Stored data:
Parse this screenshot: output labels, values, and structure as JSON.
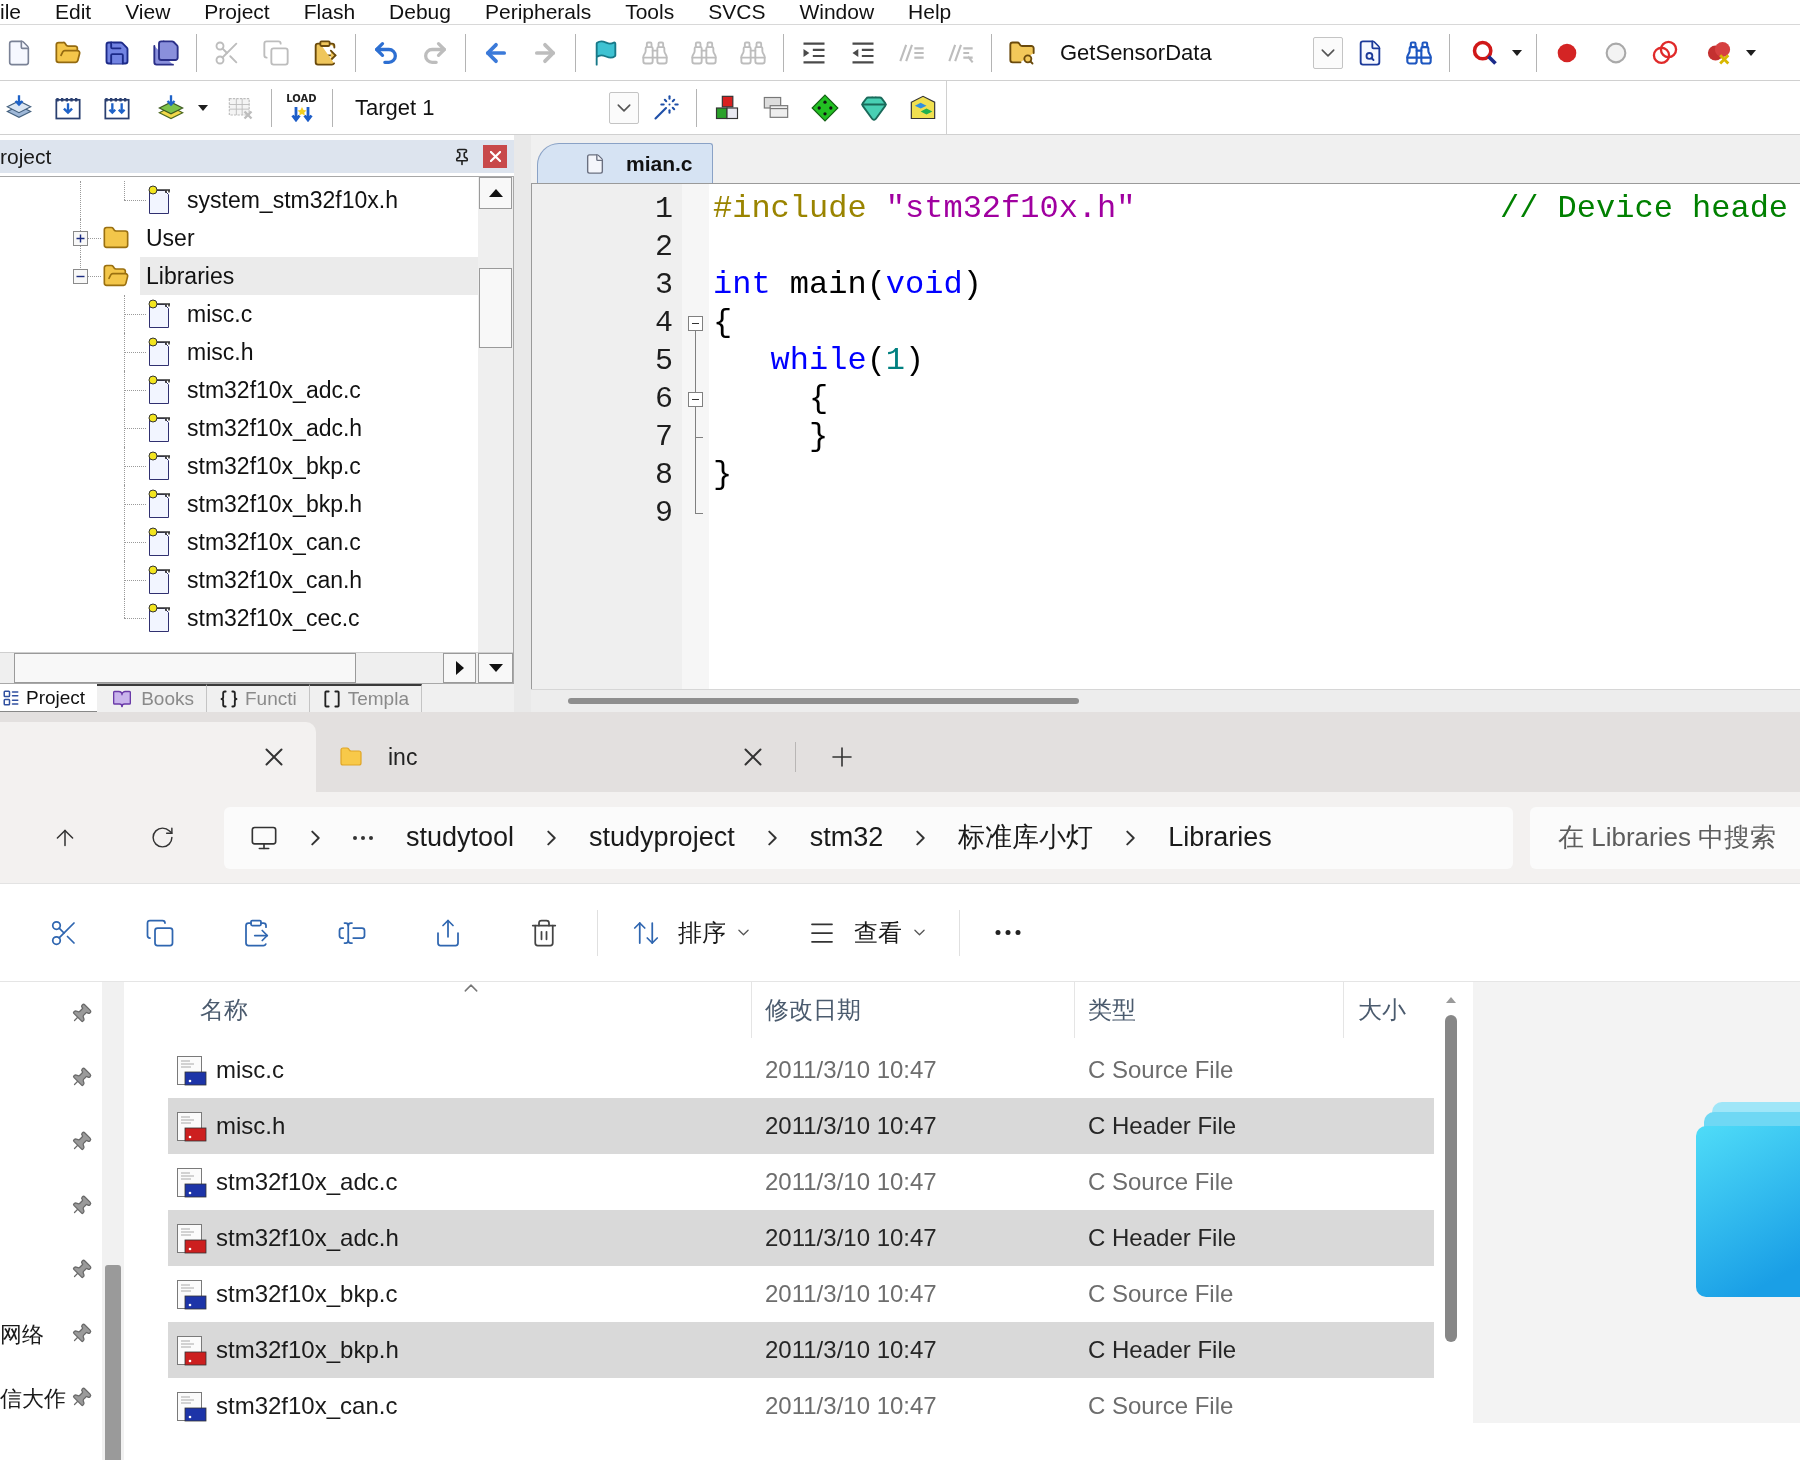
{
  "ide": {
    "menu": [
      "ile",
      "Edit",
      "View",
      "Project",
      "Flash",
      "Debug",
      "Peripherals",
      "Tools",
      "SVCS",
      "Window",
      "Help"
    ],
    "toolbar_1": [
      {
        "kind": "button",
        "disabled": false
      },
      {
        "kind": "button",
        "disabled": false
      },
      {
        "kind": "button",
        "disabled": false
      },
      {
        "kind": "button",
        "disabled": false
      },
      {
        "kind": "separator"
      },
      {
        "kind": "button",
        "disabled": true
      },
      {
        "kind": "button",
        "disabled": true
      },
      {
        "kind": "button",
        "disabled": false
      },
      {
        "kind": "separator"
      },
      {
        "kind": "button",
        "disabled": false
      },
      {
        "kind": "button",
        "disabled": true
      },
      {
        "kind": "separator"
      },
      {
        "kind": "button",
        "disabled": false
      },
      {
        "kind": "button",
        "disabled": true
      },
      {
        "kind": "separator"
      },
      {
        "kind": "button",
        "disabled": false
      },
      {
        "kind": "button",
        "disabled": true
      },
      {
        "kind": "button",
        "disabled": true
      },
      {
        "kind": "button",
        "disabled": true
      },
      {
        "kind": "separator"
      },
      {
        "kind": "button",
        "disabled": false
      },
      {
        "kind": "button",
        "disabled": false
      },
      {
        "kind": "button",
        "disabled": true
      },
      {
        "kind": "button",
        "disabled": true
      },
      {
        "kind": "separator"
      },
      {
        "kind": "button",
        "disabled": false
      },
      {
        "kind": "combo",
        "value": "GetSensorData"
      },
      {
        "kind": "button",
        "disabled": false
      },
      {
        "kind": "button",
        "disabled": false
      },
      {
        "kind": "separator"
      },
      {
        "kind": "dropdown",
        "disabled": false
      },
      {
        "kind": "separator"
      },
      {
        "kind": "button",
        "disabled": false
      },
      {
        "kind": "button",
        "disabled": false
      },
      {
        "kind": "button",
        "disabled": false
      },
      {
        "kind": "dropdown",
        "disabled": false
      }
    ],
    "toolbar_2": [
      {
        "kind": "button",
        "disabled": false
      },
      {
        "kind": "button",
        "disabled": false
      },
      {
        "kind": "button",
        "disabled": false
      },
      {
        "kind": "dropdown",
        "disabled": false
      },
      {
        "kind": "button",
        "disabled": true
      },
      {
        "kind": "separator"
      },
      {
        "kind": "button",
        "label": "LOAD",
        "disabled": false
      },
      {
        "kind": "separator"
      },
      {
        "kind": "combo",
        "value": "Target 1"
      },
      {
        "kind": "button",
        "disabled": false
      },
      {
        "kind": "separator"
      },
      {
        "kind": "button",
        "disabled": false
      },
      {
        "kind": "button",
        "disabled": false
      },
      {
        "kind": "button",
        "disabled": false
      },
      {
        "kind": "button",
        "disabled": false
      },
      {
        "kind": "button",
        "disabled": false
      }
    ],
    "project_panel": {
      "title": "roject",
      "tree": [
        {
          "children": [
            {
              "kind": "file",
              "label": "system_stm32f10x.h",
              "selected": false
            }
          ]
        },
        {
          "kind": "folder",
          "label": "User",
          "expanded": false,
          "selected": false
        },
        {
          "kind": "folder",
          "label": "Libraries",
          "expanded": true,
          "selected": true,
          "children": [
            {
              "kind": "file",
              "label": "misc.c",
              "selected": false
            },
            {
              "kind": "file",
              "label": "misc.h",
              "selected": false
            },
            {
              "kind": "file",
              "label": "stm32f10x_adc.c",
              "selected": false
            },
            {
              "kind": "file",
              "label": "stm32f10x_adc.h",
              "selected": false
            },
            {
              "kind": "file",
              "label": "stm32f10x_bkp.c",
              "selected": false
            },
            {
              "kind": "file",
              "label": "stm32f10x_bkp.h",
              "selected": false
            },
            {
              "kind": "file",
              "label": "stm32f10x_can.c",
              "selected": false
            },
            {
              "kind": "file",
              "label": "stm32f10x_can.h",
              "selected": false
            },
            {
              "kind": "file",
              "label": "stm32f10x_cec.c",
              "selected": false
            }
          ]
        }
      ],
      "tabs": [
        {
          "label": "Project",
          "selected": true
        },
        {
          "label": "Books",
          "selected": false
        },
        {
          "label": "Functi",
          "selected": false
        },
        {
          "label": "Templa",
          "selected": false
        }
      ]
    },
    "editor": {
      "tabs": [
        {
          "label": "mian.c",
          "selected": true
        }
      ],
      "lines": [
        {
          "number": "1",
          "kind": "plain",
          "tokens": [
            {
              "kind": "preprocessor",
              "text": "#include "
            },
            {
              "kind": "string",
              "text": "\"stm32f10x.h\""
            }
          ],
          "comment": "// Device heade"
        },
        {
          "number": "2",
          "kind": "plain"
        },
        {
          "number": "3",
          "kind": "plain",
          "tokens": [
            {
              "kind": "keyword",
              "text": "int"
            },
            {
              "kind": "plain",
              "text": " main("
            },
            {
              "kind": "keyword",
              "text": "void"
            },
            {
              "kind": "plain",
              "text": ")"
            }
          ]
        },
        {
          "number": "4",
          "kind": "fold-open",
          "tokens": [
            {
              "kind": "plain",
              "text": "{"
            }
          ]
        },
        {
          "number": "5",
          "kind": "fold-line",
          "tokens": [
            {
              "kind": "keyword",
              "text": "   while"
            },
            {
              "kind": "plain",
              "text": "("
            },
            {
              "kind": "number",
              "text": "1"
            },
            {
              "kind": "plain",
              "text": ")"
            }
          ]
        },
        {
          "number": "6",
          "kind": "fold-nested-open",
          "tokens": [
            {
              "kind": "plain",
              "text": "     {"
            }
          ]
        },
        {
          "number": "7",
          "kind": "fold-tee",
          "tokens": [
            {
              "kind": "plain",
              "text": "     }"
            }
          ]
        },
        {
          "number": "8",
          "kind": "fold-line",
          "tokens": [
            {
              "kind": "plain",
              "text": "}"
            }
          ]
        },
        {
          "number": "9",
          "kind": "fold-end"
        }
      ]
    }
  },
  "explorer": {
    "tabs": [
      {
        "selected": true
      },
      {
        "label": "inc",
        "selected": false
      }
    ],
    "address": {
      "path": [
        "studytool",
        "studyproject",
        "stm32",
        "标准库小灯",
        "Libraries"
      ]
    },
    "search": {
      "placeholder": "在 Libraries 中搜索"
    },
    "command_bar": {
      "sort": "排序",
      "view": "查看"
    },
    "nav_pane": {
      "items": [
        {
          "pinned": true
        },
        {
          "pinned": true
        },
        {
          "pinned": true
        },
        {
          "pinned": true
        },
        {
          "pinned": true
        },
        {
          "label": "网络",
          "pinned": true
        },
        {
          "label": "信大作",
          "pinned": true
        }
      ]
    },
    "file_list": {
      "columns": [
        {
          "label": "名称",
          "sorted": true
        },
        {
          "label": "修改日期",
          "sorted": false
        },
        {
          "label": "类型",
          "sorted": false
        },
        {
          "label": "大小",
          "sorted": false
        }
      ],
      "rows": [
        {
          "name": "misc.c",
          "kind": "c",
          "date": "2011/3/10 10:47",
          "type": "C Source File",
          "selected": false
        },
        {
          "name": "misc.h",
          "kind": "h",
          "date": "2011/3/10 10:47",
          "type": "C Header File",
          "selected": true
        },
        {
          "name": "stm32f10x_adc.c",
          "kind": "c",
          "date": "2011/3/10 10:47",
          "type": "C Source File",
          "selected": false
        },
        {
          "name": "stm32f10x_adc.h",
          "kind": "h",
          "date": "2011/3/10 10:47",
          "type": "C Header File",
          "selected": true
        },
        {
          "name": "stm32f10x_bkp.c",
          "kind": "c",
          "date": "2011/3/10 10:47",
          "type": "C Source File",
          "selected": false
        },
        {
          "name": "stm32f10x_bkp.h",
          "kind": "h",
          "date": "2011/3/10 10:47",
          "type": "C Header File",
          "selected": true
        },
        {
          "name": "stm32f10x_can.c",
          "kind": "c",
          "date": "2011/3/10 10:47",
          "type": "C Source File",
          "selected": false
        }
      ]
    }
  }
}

## TASK BRIEF
Which lines hold the word "number"? Return all of them from the records above.

## CORRECT RESULT
          "number": "1",
          "number": "2",
          "number": "3",
          "number": "4",
          "number": "5",
              "kind": "number",
          "number": "6",
          "number": "7",
          "number": "8",
          "number": "9",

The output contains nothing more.